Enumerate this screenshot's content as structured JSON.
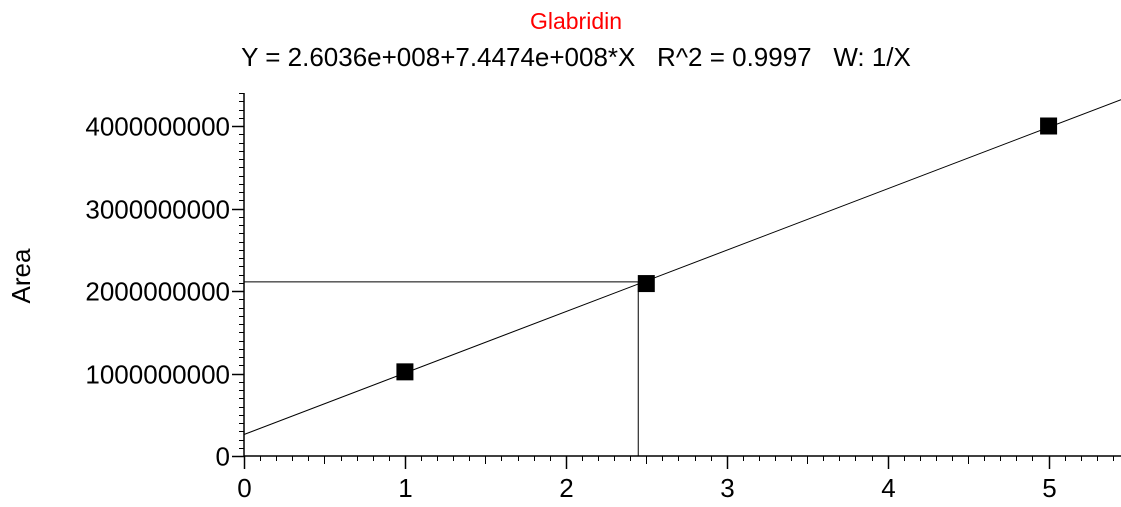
{
  "chart_data": {
    "type": "scatter",
    "title": "Glabridin",
    "subtitle": "Y = 2.6036e+008+7.4474e+008*X   R^2 = 0.9997   W: 1/X",
    "xlabel": "",
    "ylabel": "Area",
    "xlim": [
      0,
      5.45
    ],
    "ylim": [
      0,
      4400000000
    ],
    "x_ticks": [
      0,
      1,
      2,
      3,
      4,
      5
    ],
    "x_tick_labels": [
      "0",
      "1",
      "2",
      "3",
      "4",
      "5"
    ],
    "y_ticks": [
      0,
      1000000000,
      2000000000,
      3000000000,
      4000000000
    ],
    "y_tick_labels": [
      "0",
      "1000000000",
      "2000000000",
      "3000000000",
      "4000000000"
    ],
    "x_minor_step": 0.1,
    "y_minor_step": 100000000,
    "points": [
      {
        "x": 1.0,
        "y": 1020000000
      },
      {
        "x": 2.5,
        "y": 2090000000
      },
      {
        "x": 5.0,
        "y": 4000000000
      }
    ],
    "fit": {
      "intercept": 260360000,
      "slope": 744740000
    },
    "crosshair": {
      "x": 2.45,
      "y": 2110000000
    },
    "grid": false,
    "colors": {
      "title": "#ff0000",
      "text": "#000000",
      "marker": "#000000"
    }
  }
}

·····

* **What to produce**
Give back the entries verbatim. Do not include any picture.

* **Complete answer**
Enumerate this screenshot's content as structured JSON.
{
  "chart_data": {
    "type": "scatter",
    "title": "Glabridin",
    "subtitle": "Y = 2.6036e+008+7.4474e+008*X   R^2 = 0.9997   W: 1/X",
    "xlabel": "",
    "ylabel": "Area",
    "xlim": [
      0,
      5.45
    ],
    "ylim": [
      0,
      4400000000
    ],
    "x_ticks": [
      0,
      1,
      2,
      3,
      4,
      5
    ],
    "x_tick_labels": [
      "0",
      "1",
      "2",
      "3",
      "4",
      "5"
    ],
    "y_ticks": [
      0,
      1000000000,
      2000000000,
      3000000000,
      4000000000
    ],
    "y_tick_labels": [
      "0",
      "1000000000",
      "2000000000",
      "3000000000",
      "4000000000"
    ],
    "x_minor_step": 0.1,
    "y_minor_step": 100000000,
    "points": [
      {
        "x": 1.0,
        "y": 1020000000
      },
      {
        "x": 2.5,
        "y": 2090000000
      },
      {
        "x": 5.0,
        "y": 4000000000
      }
    ],
    "fit": {
      "intercept": 260360000,
      "slope": 744740000
    },
    "crosshair": {
      "x": 2.45,
      "y": 2110000000
    },
    "grid": false,
    "colors": {
      "title": "#ff0000",
      "text": "#000000",
      "marker": "#000000"
    }
  }
}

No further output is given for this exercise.